**요청:** 아래 줄들을 첫 줄부터 "y-tick-label: 0.08 xyxy=(101,24,143,40)"가 들어 있는 줄까지, 그 줄도 포함해서 그대로 옮겨 적어 주세요.

박스 주석 데이터:
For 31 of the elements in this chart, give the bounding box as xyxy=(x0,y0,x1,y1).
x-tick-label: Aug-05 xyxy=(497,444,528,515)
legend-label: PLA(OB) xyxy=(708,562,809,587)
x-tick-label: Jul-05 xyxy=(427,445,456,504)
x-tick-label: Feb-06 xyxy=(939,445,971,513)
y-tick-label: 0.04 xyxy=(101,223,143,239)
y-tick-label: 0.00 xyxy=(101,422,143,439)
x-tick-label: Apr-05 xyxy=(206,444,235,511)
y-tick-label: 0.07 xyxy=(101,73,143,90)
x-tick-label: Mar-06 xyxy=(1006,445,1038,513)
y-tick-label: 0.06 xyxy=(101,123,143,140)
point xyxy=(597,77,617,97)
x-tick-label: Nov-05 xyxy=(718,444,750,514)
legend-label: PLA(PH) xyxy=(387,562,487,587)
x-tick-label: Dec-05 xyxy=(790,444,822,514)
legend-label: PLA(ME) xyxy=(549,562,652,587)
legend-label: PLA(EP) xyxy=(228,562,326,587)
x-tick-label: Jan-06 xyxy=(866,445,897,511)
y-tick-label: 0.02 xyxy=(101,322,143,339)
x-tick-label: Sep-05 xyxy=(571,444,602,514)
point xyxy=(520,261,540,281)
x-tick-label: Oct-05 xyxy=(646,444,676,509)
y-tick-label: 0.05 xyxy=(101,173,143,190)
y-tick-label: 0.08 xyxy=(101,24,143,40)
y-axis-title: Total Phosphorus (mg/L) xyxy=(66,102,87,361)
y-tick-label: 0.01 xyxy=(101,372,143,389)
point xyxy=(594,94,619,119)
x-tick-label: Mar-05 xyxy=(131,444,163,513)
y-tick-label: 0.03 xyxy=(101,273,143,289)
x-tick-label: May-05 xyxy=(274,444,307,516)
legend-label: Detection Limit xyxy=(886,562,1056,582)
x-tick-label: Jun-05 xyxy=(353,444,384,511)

**최종 결과:**
For 31 of the elements in this chart, give the bounding box as xyxy=(x0,y0,x1,y1).
x-tick-label: Aug-05 xyxy=(497,444,528,515)
legend-label: PLA(OB) xyxy=(708,562,809,587)
x-tick-label: Jul-05 xyxy=(427,445,456,504)
x-tick-label: Feb-06 xyxy=(939,445,971,513)
y-tick-label: 0.04 xyxy=(101,223,143,239)
y-tick-label: 0.00 xyxy=(101,422,143,439)
x-tick-label: Apr-05 xyxy=(206,444,235,511)
y-tick-label: 0.07 xyxy=(101,73,143,90)
x-tick-label: Mar-06 xyxy=(1006,445,1038,513)
y-tick-label: 0.06 xyxy=(101,123,143,140)
point xyxy=(597,77,617,97)
x-tick-label: Nov-05 xyxy=(718,444,750,514)
legend-label: PLA(PH) xyxy=(387,562,487,587)
x-tick-label: Dec-05 xyxy=(790,444,822,514)
legend-label: PLA(ME) xyxy=(549,562,652,587)
legend-label: PLA(EP) xyxy=(228,562,326,587)
x-tick-label: Jan-06 xyxy=(866,445,897,511)
y-tick-label: 0.02 xyxy=(101,322,143,339)
x-tick-label: Sep-05 xyxy=(571,444,602,514)
point xyxy=(520,261,540,281)
x-tick-label: Oct-05 xyxy=(646,444,676,509)
y-tick-label: 0.05 xyxy=(101,173,143,190)
y-tick-label: 0.08 xyxy=(101,24,143,40)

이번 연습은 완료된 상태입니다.